→ EXERCISE DESCRIPTION
Repeat every record below exactly, omitting any pictures.

## start STORED ROWS

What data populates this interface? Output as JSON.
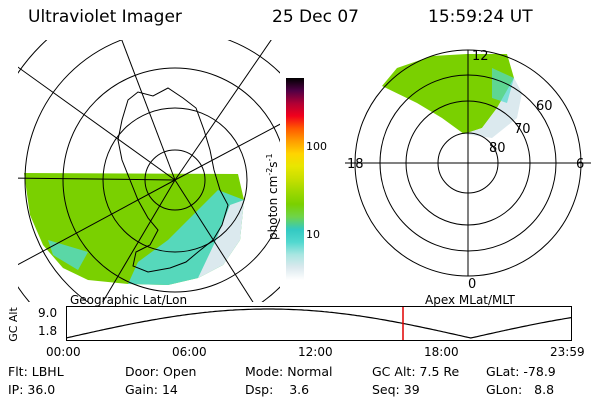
{
  "header": {
    "instrument": "Ultraviolet Imager",
    "date": "25 Dec 07",
    "time": "15:59:24 UT"
  },
  "left_panel": {
    "caption": "Geographic Lat/Lon"
  },
  "right_panel": {
    "caption": "Apex MLat/MLT",
    "mlt_labels": {
      "top": "12",
      "left": "18",
      "right": "6",
      "bottom": "0"
    },
    "lat_labels": [
      "60",
      "70",
      "80"
    ]
  },
  "colorbar": {
    "label": "photon cm",
    "label_exp1": "-2",
    "label_mid": "s",
    "label_exp2": "-1",
    "ticks": [
      "100",
      "10"
    ],
    "colors": [
      "#ffffff",
      "#dbe9ee",
      "#a9e6e1",
      "#52d8cf",
      "#33c9c2",
      "#6fd44a",
      "#7ad000",
      "#9ed800",
      "#c8df00",
      "#e8e600",
      "#ffd400",
      "#ff9d00",
      "#ff5a00",
      "#f1001c",
      "#b00035",
      "#500045",
      "#000000"
    ]
  },
  "timeline": {
    "axis_title": "GC Alt",
    "yticks": [
      "9.0",
      "1.8"
    ],
    "xticks": [
      "00:00",
      "06:00",
      "12:00",
      "18:00",
      "23:59"
    ],
    "marker_time": "15:59"
  },
  "info": {
    "flt_label": "Flt:",
    "flt_value": "LBHL",
    "ip_label": "IP:",
    "ip_value": "36.0",
    "door_label": "Door:",
    "door_value": "Open",
    "gain_label": "Gain:",
    "gain_value": "14",
    "mode_label": "Mode:",
    "mode_value": "Normal",
    "dsp_label": "Dsp:",
    "dsp_value": "3.6",
    "gcalt_label": "GC Alt:",
    "gcalt_value": "7.5 Re",
    "seq_label": "Seq:",
    "seq_value": "39",
    "glat_label": "GLat:",
    "glat_value": "-78.9",
    "glon_label": "GLon:",
    "glon_value": "8.8"
  },
  "colors": {
    "marker": "#e00000",
    "aurora_green": "#7ad000",
    "aurora_cyan": "#52d8cf",
    "aurora_pale": "#dbe9ee"
  }
}
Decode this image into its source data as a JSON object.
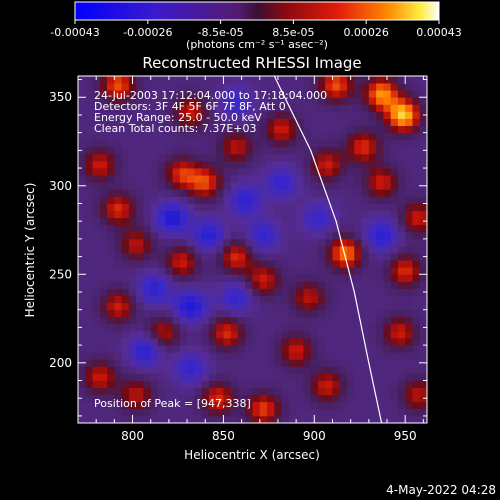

## end STORED ROWS

→ COMPLETE RESPONSE
What data populates this interface? Output as JSON.
{
  "header": {
    "instrument": "Ultraviolet Imager",
    "date": "25 Dec 07",
    "time": "15:59:24 UT"
  },
  "left_panel": {
    "caption": "Geographic Lat/Lon"
  },
  "right_panel": {
    "caption": "Apex MLat/MLT",
    "mlt_labels": {
      "top": "12",
      "left": "18",
      "right": "6",
      "bottom": "0"
    },
    "lat_labels": [
      "60",
      "70",
      "80"
    ]
  },
  "colorbar": {
    "label": "photon cm",
    "label_exp1": "-2",
    "label_mid": "s",
    "label_exp2": "-1",
    "ticks": [
      "100",
      "10"
    ],
    "colors": [
      "#ffffff",
      "#dbe9ee",
      "#a9e6e1",
      "#52d8cf",
      "#33c9c2",
      "#6fd44a",
      "#7ad000",
      "#9ed800",
      "#c8df00",
      "#e8e600",
      "#ffd400",
      "#ff9d00",
      "#ff5a00",
      "#f1001c",
      "#b00035",
      "#500045",
      "#000000"
    ]
  },
  "timeline": {
    "axis_title": "GC Alt",
    "yticks": [
      "9.0",
      "1.8"
    ],
    "xticks": [
      "00:00",
      "06:00",
      "12:00",
      "18:00",
      "23:59"
    ],
    "marker_time": "15:59"
  },
  "info": {
    "flt_label": "Flt:",
    "flt_value": "LBHL",
    "ip_label": "IP:",
    "ip_value": "36.0",
    "door_label": "Door:",
    "door_value": "Open",
    "gain_label": "Gain:",
    "gain_value": "14",
    "mode_label": "Mode:",
    "mode_value": "Normal",
    "dsp_label": "Dsp:",
    "dsp_value": "3.6",
    "gcalt_label": "GC Alt:",
    "gcalt_value": "7.5 Re",
    "seq_label": "Seq:",
    "seq_value": "39",
    "glat_label": "GLat:",
    "glat_value": "-78.9",
    "glon_label": "GLon:",
    "glon_value": "8.8"
  },
  "colors": {
    "marker": "#e00000",
    "aurora_green": "#7ad000",
    "aurora_cyan": "#52d8cf",
    "aurora_pale": "#dbe9ee"
  }
}
Decode this image into its source data as a JSON object.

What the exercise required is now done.